Written problem: Give the data as a Markdown table with columns named Row and Line. Begin at the line that contains "intro paragraph: notifying", stop after the line that contains "row: Block Option: No", and leave out blank lines.

(Item position data)
■ ■ ■ ■ ■ ■ ■

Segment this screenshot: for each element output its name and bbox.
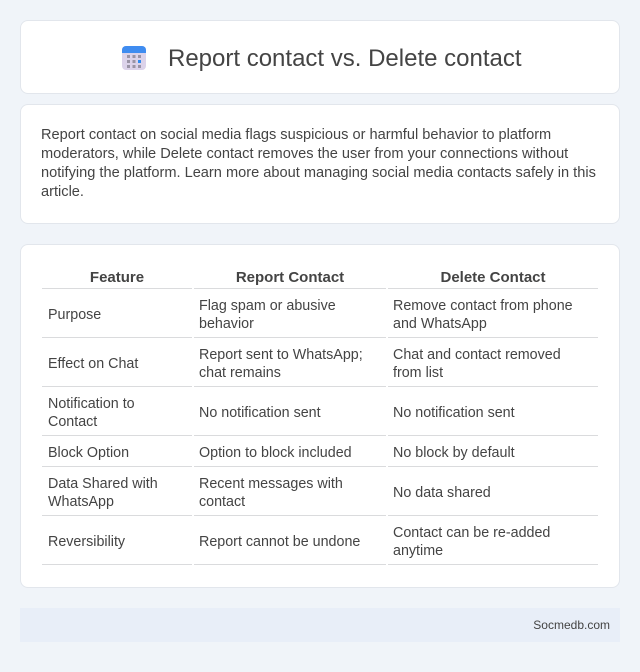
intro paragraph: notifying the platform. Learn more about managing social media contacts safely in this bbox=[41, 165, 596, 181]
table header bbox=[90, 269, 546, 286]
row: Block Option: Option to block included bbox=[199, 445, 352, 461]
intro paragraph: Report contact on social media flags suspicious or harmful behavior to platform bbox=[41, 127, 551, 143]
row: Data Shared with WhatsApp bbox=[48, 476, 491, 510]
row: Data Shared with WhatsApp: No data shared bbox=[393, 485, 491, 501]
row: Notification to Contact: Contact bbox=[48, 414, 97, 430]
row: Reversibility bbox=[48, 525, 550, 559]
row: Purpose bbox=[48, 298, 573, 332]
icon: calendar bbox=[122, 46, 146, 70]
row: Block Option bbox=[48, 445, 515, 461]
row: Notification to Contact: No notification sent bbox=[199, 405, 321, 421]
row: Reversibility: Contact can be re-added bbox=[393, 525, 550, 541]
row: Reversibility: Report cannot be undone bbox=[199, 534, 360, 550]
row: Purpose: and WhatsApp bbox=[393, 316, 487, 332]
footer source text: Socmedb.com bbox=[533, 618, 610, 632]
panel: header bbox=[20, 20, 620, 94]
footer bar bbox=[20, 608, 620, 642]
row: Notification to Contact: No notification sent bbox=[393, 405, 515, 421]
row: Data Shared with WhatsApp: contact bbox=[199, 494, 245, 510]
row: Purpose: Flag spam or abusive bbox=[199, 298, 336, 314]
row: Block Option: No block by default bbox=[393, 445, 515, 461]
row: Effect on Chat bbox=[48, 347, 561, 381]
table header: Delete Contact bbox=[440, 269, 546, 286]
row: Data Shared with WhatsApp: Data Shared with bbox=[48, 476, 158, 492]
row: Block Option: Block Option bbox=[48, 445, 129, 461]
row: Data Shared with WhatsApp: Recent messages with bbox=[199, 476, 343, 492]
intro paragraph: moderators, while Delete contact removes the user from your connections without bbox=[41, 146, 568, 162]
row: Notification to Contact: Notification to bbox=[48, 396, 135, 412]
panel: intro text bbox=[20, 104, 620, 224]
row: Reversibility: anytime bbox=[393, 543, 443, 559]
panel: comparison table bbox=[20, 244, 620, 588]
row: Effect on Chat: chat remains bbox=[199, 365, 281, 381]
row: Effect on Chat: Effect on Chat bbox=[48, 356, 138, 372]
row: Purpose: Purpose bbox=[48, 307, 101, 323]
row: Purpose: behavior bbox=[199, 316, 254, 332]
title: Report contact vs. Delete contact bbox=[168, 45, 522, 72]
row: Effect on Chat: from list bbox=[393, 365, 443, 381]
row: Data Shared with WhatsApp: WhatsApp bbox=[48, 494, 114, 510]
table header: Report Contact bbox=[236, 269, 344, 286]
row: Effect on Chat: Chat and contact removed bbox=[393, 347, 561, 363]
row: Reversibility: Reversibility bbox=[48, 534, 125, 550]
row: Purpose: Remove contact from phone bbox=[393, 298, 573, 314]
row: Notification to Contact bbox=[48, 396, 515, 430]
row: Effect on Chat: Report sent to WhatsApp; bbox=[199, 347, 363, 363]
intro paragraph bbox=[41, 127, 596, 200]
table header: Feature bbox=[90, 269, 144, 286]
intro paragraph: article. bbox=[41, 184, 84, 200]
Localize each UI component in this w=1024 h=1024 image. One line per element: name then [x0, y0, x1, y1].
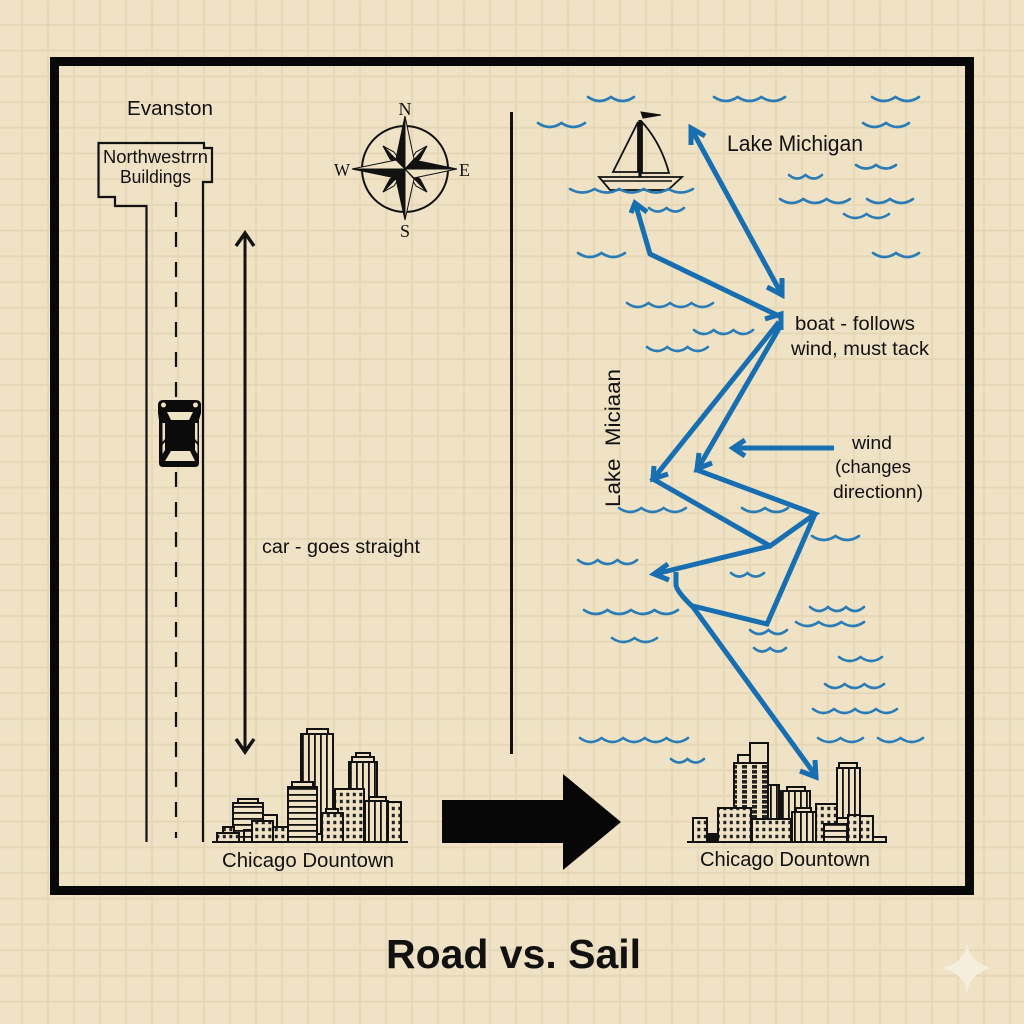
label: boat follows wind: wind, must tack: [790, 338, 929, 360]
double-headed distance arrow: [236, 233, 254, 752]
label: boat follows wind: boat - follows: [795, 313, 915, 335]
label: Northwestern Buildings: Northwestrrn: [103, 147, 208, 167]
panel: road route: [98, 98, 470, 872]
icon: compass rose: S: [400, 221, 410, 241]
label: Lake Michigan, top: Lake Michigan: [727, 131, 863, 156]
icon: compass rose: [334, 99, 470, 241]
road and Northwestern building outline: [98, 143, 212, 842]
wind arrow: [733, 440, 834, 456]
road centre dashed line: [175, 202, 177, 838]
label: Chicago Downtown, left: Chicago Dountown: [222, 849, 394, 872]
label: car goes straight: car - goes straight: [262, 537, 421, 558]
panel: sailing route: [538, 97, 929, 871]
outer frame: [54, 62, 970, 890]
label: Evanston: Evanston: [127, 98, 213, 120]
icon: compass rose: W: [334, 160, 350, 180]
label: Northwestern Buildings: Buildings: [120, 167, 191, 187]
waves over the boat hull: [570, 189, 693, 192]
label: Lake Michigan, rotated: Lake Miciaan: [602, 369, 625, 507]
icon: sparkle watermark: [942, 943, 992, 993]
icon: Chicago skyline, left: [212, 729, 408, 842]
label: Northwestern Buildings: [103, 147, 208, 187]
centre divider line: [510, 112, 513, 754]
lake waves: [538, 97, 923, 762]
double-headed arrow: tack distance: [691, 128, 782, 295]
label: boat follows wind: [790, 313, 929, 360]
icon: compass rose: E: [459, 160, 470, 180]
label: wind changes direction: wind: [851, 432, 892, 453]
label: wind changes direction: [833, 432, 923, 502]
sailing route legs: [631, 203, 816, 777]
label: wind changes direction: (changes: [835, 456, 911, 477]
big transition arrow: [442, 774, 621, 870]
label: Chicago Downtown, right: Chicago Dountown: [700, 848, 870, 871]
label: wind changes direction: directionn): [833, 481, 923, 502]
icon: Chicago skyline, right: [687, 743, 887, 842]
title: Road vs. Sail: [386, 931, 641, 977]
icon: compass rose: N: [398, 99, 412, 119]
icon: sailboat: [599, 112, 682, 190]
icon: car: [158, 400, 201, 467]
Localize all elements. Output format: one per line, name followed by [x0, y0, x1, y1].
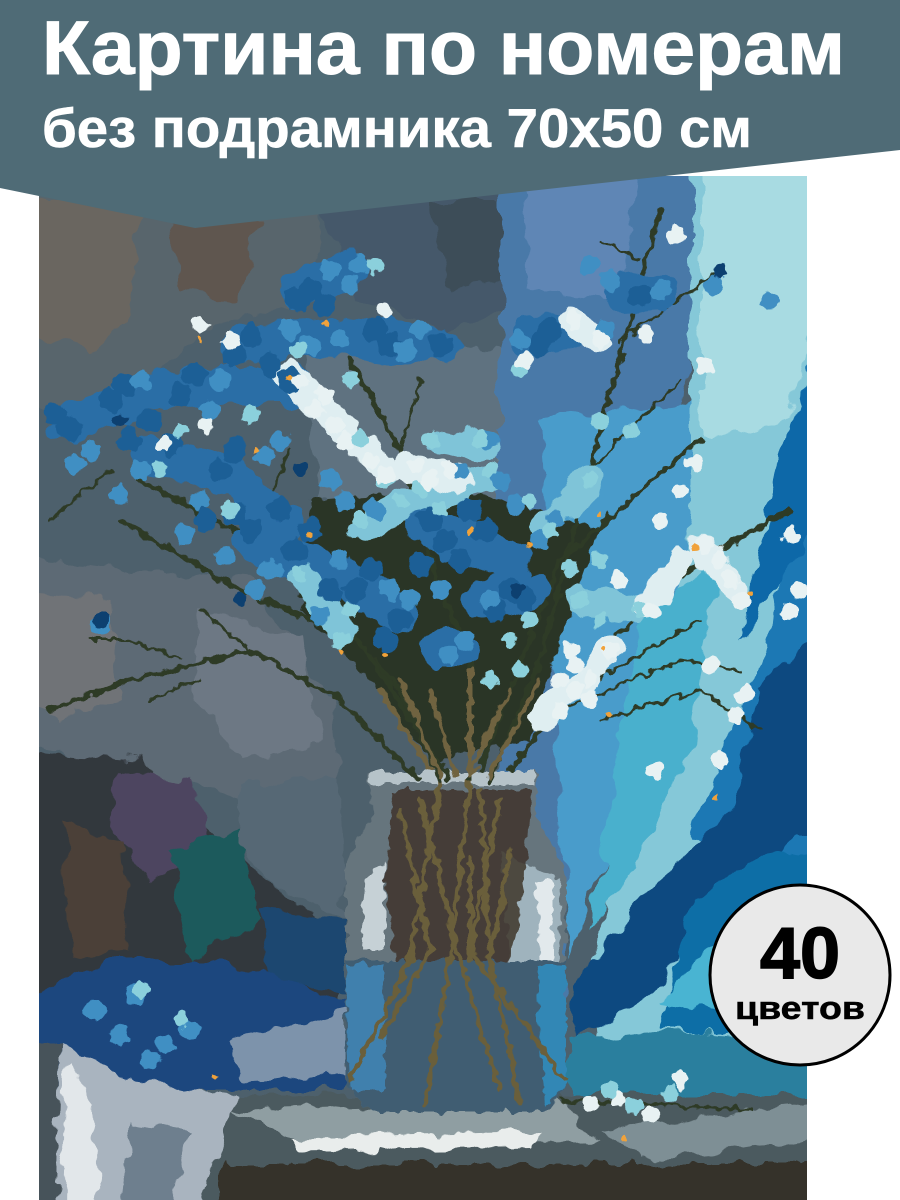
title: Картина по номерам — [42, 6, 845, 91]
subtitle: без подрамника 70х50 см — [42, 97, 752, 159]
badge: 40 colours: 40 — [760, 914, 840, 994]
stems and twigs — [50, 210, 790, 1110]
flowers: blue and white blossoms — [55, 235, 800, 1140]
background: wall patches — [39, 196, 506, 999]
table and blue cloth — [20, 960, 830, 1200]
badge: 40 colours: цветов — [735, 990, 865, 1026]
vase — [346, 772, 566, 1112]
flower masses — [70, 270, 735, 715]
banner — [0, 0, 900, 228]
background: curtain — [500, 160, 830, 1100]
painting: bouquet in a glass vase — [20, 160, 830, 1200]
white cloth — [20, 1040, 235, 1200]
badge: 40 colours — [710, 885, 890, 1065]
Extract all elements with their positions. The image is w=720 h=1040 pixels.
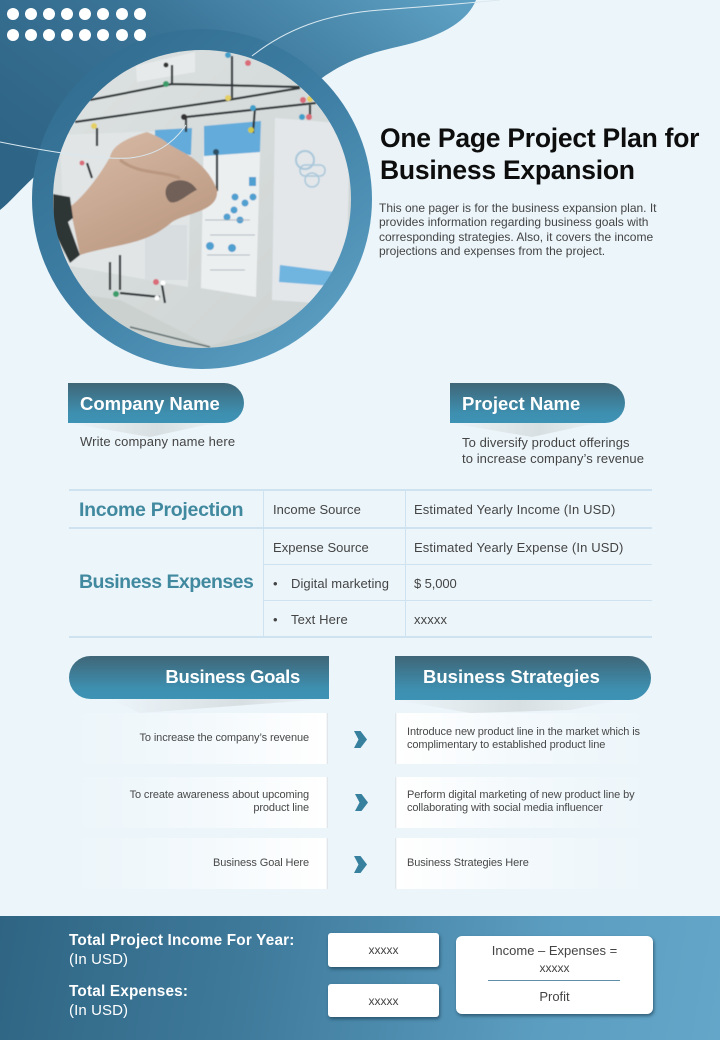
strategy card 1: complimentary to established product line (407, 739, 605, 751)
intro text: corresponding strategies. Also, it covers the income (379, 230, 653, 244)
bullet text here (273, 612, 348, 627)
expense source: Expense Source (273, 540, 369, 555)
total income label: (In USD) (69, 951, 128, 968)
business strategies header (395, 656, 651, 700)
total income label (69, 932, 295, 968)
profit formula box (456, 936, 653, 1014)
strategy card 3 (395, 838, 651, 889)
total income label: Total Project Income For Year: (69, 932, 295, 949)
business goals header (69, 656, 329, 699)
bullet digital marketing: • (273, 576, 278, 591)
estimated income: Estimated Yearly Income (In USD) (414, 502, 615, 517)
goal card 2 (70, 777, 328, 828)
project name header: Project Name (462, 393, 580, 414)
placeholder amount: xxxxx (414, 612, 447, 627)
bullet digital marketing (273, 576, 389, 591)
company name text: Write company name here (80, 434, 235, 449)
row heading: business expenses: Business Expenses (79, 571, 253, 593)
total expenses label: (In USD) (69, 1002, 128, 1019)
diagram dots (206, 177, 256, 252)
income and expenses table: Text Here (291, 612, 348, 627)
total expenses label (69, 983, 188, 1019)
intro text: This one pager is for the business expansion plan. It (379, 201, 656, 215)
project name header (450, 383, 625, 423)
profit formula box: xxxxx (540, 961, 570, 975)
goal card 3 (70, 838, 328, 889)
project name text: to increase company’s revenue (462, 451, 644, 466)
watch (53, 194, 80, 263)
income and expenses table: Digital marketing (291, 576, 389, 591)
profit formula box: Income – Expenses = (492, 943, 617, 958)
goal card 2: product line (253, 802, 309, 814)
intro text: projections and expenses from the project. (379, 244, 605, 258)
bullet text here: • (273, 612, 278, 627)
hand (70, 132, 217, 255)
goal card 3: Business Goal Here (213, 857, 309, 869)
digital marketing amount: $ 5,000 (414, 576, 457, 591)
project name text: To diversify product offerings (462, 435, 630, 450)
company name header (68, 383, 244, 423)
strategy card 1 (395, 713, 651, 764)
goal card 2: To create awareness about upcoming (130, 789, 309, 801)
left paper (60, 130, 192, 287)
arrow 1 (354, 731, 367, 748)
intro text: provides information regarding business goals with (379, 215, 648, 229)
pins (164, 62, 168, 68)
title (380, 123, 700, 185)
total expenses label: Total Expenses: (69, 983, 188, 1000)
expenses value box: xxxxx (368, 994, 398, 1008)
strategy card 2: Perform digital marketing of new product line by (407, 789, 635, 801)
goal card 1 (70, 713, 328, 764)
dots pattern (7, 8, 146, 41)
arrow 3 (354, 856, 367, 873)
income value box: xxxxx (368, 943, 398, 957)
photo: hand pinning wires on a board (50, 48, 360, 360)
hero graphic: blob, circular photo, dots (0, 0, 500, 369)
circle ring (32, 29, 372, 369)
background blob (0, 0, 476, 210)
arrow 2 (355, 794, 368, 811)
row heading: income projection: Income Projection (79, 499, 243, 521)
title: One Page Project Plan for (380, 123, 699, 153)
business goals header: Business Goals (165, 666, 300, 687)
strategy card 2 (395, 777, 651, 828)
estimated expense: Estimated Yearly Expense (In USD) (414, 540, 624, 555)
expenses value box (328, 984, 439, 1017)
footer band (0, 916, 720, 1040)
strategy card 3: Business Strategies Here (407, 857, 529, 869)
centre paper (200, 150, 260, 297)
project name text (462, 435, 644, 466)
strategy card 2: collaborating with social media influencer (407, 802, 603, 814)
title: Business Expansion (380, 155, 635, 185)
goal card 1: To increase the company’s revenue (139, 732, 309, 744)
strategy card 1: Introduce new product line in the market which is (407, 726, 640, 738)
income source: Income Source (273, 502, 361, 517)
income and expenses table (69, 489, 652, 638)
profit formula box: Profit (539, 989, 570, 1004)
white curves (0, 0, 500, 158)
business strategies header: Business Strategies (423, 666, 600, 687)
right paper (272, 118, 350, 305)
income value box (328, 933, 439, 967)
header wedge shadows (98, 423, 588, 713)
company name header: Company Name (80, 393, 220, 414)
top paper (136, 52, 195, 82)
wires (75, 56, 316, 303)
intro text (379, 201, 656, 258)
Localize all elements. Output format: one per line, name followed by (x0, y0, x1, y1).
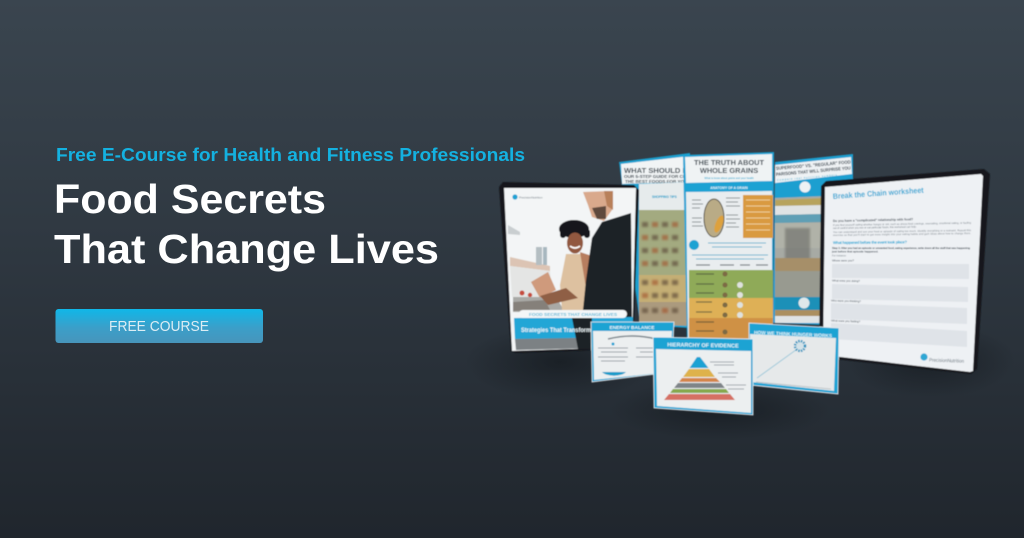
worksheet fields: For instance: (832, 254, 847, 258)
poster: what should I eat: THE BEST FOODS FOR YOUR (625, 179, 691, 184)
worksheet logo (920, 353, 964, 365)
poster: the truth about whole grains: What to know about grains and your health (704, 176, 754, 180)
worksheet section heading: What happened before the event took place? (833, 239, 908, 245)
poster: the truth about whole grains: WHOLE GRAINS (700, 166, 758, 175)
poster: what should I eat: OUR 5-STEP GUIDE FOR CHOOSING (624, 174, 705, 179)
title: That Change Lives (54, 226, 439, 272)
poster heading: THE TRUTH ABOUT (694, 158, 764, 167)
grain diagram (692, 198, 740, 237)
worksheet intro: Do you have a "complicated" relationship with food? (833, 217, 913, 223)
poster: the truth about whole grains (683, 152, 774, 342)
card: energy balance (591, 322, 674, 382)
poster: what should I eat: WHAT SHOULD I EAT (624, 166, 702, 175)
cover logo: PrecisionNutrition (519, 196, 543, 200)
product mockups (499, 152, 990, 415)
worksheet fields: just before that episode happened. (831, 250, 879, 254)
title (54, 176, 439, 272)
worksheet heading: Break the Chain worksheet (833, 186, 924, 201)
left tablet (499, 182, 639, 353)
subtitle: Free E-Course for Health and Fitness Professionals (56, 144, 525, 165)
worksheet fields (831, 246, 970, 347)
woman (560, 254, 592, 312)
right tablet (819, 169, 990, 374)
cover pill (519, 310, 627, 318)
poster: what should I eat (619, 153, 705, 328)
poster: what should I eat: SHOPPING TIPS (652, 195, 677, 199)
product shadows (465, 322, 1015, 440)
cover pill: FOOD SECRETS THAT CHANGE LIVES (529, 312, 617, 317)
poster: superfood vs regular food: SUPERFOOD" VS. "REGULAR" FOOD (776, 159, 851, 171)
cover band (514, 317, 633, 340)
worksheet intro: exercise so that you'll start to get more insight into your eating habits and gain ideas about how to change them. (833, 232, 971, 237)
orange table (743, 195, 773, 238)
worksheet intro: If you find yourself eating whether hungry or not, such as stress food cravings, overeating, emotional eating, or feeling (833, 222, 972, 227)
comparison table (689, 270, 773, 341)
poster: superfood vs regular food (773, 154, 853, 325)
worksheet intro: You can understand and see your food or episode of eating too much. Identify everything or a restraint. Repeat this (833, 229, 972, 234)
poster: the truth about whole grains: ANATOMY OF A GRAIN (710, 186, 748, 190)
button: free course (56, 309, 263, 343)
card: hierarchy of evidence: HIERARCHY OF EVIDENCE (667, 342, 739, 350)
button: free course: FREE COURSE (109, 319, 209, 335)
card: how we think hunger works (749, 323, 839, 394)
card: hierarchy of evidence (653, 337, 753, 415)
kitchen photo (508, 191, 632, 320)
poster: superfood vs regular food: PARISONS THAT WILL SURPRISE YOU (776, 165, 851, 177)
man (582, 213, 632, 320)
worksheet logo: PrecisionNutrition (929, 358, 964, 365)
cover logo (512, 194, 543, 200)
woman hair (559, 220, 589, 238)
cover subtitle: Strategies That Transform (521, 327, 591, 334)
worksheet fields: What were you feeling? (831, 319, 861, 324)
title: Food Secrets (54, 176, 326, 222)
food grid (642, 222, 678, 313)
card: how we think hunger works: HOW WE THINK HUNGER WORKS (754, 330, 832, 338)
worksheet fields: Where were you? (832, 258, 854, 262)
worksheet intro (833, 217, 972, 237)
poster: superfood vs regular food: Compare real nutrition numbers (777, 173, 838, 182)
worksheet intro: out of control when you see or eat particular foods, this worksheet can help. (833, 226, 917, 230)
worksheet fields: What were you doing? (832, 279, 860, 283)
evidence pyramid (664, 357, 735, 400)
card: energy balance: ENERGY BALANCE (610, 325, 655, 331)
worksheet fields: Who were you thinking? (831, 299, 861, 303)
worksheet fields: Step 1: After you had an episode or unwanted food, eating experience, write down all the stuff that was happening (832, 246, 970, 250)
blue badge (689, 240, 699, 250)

■ ■ ■ ■ ■ ■ ■

Problem solution:
| Row | Line |
|---|---|
| 1 | intro paragraph: notifying the platform. Learn more about managing social media contacts safely in this bbox=[41, 165, 596, 181] |
| 2 | table header bbox=[90, 269, 546, 286] |
| 3 | row: Block Option: Option to block included bbox=[199, 445, 352, 461] |
| 4 | intro paragraph: Report contact on social media flags suspicious or harmful behavior to platform bbox=[41, 127, 551, 143] |
| 5 | row: Data Shared with WhatsApp bbox=[48, 476, 491, 510] |
| 6 | row: Data Shared with WhatsApp: No data shared bbox=[393, 485, 491, 501] |
| 7 | row: Notification to Contact: Contact bbox=[48, 414, 97, 430] |
| 8 | row: Reversibility bbox=[48, 525, 550, 559] |
| 9 | row: Purpose bbox=[48, 298, 573, 332] |
| 10 | icon: calendar bbox=[122, 46, 146, 70] |
| 11 | row: Block Option bbox=[48, 445, 515, 461] |
| 12 | row: Notification to Contact: No notification sent bbox=[199, 405, 321, 421] |
| 13 | row: Reversibility: Contact can be re-added bbox=[393, 525, 550, 541] |
| 14 | row: Reversibility: Report cannot be undone bbox=[199, 534, 360, 550] |
| 15 | row: Purpose: and WhatsApp bbox=[393, 316, 487, 332] |
| 16 | footer source text: Socmedb.com bbox=[533, 618, 610, 632] |
| 17 | panel: header bbox=[20, 20, 620, 94] |
| 18 | footer bar bbox=[20, 608, 620, 642] |
| 19 | row: Notification to Contact: No notification sent bbox=[393, 405, 515, 421] |
| 20 | row: Data Shared with WhatsApp: contact bbox=[199, 494, 245, 510] |
| 21 | row: Purpose: Flag spam or abusive bbox=[199, 298, 336, 314] |
| 22 | row: Block Option: No block by default bbox=[393, 445, 515, 461] |